- **Given records**

******************************

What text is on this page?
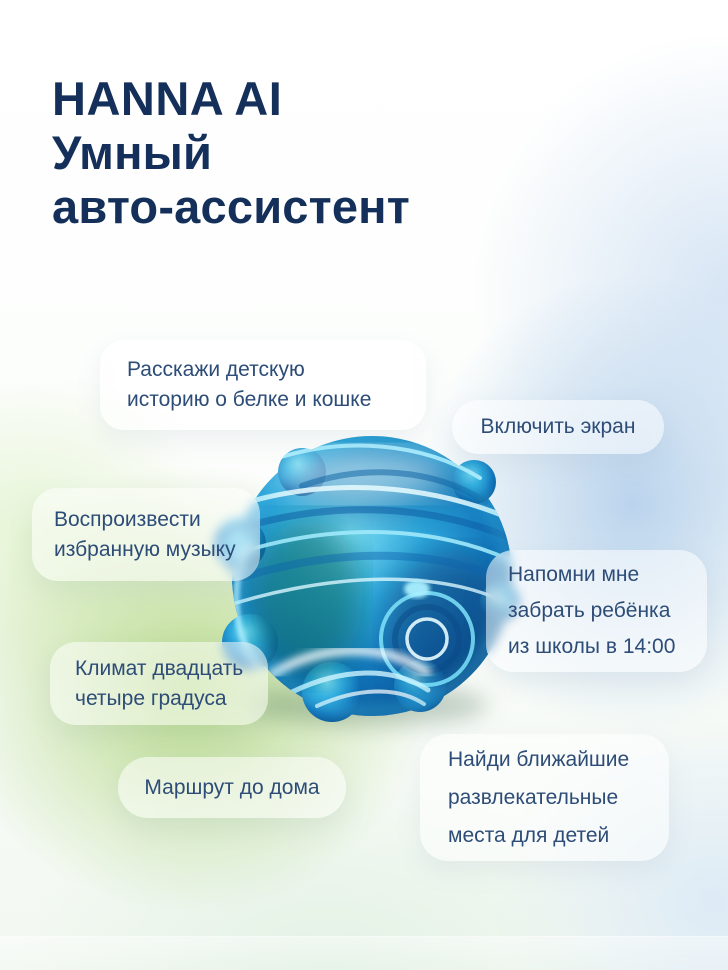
HANNA AI
Умный
авто-ассистент
Расскажи детскую
историю о белке и кошке
Включить экран
Воспроизвести
избранную музыку
Напомни мне
забрать ребёнка
из школы в 14:00
Климат двадцать
четыре градуса
Маршрут до дома
Найди ближайшие
развлекательные
места для детей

******************************

- **Task objective**
All of the records above must be copied exactly, except for the pictures.

- **Correct response**
What text is on this page?
HANNA AI
Умный
авто-ассистент
Расскажи детскую
историю о белке и кошке
Включить экран
Воспроизвести
избранную музыку
Напомни мне
забрать ребёнка
из школы в 14:00
Климат двадцать
четыре градуса
Маршрут до дома
Найди ближайшие
развлекательные
места для детей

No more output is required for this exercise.